[Records from a collection of figures]

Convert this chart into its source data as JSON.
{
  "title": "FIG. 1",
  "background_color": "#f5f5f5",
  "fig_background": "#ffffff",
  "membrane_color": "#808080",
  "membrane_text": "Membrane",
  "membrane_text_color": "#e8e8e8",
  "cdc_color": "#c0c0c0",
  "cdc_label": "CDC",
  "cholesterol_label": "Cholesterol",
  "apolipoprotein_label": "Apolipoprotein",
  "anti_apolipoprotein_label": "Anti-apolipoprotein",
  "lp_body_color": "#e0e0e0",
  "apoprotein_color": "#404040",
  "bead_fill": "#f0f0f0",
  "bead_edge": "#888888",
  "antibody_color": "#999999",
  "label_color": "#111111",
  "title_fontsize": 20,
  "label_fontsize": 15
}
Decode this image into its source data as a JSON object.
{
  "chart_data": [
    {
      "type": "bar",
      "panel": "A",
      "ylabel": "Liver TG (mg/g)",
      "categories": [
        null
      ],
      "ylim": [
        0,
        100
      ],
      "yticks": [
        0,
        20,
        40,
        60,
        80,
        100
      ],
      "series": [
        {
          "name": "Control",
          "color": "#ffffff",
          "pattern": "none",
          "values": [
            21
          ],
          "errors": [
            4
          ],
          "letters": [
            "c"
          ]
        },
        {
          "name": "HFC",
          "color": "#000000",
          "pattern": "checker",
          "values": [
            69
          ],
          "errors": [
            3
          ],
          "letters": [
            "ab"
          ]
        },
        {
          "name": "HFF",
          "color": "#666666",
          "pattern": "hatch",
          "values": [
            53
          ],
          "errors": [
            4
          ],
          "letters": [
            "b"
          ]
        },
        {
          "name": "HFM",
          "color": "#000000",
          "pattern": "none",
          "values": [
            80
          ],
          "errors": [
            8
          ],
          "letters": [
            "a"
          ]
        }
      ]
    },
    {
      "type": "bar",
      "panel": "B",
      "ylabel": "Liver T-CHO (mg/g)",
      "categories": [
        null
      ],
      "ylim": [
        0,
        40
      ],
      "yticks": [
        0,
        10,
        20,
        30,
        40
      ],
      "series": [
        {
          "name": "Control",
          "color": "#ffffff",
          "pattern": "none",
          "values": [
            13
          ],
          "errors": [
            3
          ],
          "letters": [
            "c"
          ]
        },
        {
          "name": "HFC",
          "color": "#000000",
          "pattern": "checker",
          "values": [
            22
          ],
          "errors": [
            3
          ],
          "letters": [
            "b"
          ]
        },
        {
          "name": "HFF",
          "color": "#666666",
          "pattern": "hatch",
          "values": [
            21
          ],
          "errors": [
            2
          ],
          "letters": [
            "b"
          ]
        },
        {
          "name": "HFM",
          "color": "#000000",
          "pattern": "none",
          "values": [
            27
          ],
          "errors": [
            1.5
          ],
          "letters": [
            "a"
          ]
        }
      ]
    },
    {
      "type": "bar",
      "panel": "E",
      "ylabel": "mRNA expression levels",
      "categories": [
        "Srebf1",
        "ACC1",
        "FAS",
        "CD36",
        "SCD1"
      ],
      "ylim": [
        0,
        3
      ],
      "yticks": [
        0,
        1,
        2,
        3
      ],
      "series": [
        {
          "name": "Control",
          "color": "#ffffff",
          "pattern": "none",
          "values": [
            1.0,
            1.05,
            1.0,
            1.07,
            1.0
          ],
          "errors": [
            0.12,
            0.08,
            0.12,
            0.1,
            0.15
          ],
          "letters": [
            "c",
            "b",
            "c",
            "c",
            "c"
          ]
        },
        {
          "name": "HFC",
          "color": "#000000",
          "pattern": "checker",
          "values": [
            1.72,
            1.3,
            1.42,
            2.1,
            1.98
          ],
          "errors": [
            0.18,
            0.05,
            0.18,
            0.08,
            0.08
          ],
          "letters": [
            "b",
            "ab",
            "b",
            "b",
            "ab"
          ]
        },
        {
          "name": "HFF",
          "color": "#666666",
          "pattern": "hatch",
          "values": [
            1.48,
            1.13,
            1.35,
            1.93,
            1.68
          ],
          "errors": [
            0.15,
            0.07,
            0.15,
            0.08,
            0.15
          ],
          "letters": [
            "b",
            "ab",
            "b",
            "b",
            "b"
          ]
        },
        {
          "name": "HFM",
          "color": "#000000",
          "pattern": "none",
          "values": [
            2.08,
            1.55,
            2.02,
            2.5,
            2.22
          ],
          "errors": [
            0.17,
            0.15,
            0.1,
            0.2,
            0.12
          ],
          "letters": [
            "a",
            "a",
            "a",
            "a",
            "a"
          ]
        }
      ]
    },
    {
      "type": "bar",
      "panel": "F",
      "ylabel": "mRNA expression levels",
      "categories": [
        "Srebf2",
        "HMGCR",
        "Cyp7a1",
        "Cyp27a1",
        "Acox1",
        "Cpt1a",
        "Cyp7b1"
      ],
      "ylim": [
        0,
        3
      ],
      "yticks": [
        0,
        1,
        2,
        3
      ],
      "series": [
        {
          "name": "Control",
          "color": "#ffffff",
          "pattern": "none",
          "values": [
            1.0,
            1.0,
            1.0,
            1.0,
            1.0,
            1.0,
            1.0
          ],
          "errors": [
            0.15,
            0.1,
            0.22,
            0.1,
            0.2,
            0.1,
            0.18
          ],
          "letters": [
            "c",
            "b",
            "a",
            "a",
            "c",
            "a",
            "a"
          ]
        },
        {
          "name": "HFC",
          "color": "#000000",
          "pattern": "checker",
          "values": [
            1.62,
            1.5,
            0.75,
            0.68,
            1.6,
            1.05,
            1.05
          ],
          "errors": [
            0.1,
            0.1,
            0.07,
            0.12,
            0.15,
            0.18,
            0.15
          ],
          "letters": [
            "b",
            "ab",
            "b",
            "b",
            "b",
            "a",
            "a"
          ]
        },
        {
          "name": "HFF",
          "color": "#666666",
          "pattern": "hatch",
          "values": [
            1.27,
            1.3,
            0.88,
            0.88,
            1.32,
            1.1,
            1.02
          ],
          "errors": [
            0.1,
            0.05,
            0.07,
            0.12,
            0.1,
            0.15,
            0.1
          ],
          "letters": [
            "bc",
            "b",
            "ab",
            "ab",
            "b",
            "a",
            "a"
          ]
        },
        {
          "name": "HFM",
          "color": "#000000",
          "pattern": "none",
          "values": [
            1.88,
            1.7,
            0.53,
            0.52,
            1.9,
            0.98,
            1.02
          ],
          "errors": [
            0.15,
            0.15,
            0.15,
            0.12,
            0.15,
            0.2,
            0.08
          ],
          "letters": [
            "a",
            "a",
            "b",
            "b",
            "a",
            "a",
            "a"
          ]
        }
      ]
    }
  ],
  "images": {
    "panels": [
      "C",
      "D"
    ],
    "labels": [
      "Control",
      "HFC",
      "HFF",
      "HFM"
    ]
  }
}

— Exercise —
Gather up the lines containing the word "this" from these records and copy them.

— Written reply —
Convert this chart into its source data as JSON.
Decode this image into its source data as a JSON object.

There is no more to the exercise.